For the records below, give the count of lines holding the word "each" and nothing more.

================================

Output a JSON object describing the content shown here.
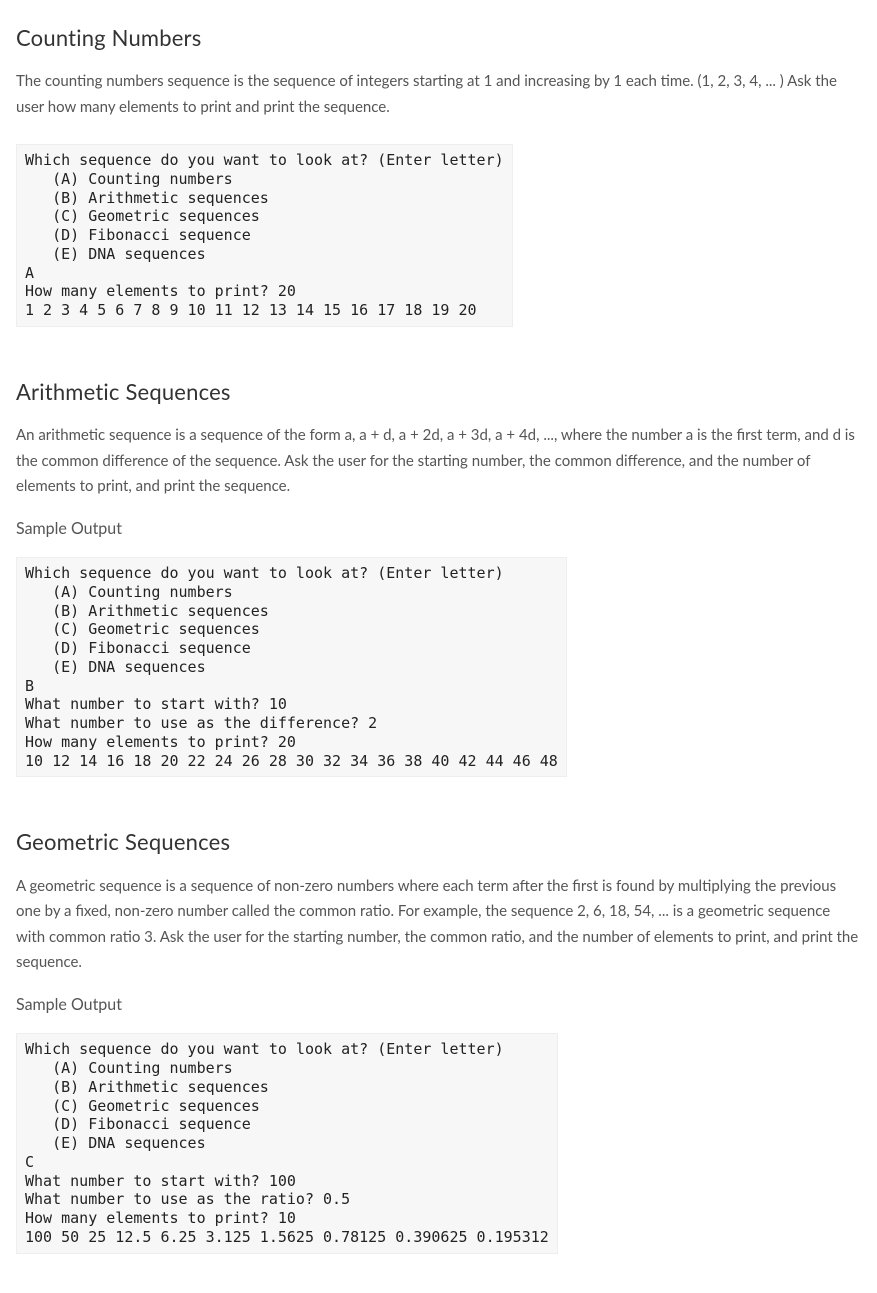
{
  "sections": {
    "counting": {
      "heading": "Counting Numbers",
      "desc": "The counting numbers sequence is the sequence of integers starting at 1 and increasing by 1 each time.  (1, 2, 3, 4, ... ) Ask the user how many elements to print and print the sequence.",
      "code": "Which sequence do you want to look at? (Enter letter)\n   (A) Counting numbers\n   (B) Arithmetic sequences\n   (C) Geometric sequences\n   (D) Fibonacci sequence\n   (E) DNA sequences\nA\nHow many elements to print? 20\n1 2 3 4 5 6 7 8 9 10 11 12 13 14 15 16 17 18 19 20"
    },
    "arithmetic": {
      "heading": "Arithmetic Sequences",
      "desc": "An arithmetic sequence is a sequence of the form a, a + d, a + 2d, a + 3d, a + 4d, ..., where the number a is the first term, and d is the common difference of the sequence. Ask the user for the starting number, the common difference, and the number of elements to print, and print the sequence.",
      "sample_label": "Sample Output",
      "code": "Which sequence do you want to look at? (Enter letter)\n   (A) Counting numbers\n   (B) Arithmetic sequences\n   (C) Geometric sequences\n   (D) Fibonacci sequence\n   (E) DNA sequences\nB\nWhat number to start with? 10\nWhat number to use as the difference? 2\nHow many elements to print? 20\n10 12 14 16 18 20 22 24 26 28 30 32 34 36 38 40 42 44 46 48"
    },
    "geometric": {
      "heading": "Geometric Sequences",
      "desc": "A geometric sequence is a sequence of non-zero numbers where each term after the first is found by multiplying the previous one by a fixed, non-zero number called the common ratio. For example, the sequence 2, 6, 18, 54, ... is a geometric sequence with common ratio 3.  Ask the user for the starting number, the common ratio, and the number of elements to print, and print the sequence.",
      "sample_label": "Sample Output",
      "code": "Which sequence do you want to look at? (Enter letter)\n   (A) Counting numbers\n   (B) Arithmetic sequences\n   (C) Geometric sequences\n   (D) Fibonacci sequence\n   (E) DNA sequences\nC\nWhat number to start with? 100\nWhat number to use as the ratio? 0.5\nHow many elements to print? 10\n100 50 25 12.5 6.25 3.125 1.5625 0.78125 0.390625 0.195312"
    }
  }
}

================================

### [EXERCISE OUTPUT]
2